▸ Brief
The answer should be a single number: how many lines of the entries below hold the word "Water".

▸ Raw data
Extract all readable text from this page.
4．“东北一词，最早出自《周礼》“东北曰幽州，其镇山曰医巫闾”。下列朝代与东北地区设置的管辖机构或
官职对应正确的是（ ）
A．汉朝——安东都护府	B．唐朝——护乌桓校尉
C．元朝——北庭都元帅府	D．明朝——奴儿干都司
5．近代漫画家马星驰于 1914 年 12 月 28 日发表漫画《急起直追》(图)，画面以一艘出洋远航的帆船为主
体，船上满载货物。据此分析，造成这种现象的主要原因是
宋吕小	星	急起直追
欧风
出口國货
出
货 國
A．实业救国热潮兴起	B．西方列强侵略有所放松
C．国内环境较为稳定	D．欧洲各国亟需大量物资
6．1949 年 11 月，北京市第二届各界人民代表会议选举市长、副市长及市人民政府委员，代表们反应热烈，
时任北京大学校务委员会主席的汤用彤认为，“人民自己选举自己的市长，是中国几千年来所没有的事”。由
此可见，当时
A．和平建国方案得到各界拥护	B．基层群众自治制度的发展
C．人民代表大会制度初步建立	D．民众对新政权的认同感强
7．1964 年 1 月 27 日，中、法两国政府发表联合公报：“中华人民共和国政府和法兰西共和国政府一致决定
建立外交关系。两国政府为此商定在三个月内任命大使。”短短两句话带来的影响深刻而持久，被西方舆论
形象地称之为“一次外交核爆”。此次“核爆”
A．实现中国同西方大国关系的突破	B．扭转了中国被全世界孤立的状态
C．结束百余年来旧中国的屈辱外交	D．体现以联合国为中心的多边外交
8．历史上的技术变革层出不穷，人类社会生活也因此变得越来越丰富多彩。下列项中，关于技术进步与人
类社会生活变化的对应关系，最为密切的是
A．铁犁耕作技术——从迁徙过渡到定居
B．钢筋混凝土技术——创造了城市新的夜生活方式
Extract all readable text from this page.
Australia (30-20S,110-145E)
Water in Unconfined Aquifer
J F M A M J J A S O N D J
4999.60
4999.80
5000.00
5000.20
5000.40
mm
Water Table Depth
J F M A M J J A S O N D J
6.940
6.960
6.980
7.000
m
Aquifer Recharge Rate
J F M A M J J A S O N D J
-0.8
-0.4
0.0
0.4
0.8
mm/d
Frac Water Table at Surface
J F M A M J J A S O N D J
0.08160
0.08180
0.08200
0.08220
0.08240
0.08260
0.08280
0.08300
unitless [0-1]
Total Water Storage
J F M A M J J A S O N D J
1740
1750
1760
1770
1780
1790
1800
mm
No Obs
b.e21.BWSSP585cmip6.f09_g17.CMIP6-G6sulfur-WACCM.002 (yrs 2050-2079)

▸ Solution
4